Set problem:
Lines containing the string "icon" are to be collected in full.

::::::::

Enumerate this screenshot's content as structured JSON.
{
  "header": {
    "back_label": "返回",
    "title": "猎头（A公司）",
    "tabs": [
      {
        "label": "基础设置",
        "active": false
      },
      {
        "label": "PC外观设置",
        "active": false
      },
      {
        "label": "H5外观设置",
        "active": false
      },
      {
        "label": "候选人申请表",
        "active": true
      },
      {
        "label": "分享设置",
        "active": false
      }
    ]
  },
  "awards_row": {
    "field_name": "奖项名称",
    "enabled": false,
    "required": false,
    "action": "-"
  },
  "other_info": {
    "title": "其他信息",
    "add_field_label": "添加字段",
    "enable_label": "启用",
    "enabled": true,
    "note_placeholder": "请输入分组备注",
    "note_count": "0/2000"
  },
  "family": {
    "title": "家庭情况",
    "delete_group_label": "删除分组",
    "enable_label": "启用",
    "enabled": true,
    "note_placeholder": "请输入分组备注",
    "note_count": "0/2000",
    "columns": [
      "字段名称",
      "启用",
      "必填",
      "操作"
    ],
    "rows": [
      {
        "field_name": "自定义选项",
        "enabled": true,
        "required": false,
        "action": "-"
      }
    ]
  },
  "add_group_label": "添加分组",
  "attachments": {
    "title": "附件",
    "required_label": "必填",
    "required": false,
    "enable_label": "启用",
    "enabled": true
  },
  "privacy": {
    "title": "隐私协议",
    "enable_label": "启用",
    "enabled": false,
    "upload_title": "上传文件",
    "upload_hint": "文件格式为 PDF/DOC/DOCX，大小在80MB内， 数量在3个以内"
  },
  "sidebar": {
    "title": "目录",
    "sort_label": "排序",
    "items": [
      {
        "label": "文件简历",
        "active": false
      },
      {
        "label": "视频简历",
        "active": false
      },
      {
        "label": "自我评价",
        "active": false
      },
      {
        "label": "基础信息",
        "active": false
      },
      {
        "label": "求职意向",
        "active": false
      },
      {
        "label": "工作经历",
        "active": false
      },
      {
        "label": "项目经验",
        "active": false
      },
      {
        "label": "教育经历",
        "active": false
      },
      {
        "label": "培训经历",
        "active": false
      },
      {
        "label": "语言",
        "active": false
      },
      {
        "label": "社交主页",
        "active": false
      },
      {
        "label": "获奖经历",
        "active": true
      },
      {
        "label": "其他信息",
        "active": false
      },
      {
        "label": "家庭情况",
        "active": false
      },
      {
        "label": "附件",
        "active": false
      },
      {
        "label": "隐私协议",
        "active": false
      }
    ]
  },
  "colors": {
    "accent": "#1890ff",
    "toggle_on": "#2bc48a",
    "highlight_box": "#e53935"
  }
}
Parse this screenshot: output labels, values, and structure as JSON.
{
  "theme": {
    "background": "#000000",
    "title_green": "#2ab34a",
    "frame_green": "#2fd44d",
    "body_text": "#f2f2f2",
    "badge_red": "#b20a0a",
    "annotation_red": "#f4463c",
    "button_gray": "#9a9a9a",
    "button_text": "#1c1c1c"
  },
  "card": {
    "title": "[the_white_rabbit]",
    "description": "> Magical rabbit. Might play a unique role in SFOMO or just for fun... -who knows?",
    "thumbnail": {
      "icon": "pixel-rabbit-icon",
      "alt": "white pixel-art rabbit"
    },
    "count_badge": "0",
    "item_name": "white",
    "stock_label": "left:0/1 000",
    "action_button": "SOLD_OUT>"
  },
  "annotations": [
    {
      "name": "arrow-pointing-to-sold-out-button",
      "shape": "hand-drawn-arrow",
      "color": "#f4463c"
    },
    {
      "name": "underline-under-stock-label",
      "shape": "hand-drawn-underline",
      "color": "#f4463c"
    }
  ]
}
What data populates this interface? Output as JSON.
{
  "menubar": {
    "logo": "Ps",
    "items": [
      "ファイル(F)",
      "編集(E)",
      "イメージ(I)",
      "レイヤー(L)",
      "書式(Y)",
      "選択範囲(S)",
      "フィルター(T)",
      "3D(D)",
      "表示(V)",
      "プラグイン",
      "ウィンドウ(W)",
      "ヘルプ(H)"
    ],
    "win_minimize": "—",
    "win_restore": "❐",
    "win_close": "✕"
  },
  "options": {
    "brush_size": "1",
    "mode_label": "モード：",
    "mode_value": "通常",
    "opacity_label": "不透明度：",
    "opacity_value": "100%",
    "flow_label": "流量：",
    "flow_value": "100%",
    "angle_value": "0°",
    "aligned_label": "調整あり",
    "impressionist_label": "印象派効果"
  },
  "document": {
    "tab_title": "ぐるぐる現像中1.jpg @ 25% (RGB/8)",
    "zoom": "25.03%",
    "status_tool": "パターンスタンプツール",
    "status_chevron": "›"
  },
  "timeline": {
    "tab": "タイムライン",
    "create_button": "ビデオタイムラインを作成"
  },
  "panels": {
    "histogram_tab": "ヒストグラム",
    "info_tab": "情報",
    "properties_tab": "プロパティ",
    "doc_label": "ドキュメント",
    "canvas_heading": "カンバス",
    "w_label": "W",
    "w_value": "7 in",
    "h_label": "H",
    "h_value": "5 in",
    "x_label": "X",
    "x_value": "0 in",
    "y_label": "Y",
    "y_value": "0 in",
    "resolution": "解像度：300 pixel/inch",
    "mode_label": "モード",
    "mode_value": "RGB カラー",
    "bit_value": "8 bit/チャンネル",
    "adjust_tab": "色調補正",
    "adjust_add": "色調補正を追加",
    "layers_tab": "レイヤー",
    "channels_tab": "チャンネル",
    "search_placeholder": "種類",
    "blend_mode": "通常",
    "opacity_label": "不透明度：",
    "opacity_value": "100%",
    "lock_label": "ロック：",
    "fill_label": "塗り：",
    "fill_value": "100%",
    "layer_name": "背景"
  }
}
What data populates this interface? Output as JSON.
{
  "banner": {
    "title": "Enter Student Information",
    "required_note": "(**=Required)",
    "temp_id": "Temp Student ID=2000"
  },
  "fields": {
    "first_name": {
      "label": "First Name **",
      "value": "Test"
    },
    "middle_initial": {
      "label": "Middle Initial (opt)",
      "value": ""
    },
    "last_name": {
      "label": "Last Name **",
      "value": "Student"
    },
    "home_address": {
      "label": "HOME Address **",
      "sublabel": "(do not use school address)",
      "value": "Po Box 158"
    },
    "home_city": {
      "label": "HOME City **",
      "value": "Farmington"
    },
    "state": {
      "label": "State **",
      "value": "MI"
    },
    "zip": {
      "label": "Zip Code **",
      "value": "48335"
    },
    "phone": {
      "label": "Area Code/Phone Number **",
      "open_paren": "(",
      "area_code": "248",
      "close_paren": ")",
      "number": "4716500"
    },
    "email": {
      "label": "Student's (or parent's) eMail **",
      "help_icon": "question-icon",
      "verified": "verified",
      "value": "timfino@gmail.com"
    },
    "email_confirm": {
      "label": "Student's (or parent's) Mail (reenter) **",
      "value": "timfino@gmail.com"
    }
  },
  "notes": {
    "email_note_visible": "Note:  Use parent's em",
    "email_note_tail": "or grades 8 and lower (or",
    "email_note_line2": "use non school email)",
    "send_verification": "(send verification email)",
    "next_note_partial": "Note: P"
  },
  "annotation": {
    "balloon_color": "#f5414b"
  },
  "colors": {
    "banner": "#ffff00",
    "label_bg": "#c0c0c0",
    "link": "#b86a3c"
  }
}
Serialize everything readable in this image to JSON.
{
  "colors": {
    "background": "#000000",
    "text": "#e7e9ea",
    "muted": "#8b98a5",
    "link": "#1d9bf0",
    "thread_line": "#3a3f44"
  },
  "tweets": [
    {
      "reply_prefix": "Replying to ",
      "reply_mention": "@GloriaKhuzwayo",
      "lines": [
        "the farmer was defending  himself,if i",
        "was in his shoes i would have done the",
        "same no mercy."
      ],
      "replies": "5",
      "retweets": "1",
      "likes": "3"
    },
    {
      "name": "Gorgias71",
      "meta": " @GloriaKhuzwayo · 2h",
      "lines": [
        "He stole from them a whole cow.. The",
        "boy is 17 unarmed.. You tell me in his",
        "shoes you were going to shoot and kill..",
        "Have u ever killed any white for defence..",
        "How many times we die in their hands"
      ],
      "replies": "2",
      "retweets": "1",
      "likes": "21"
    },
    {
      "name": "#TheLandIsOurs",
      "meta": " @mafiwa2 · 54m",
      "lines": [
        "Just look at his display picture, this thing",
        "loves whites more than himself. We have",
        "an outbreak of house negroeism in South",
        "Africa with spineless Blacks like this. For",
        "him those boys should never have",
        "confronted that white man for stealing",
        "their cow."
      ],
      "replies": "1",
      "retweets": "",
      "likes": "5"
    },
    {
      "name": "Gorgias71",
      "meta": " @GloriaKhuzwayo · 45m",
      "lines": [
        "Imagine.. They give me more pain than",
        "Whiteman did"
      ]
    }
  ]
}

::::::::

Result of this exercise:
      "icon": "pixel-rabbit-icon",
      "help_icon": "question-icon",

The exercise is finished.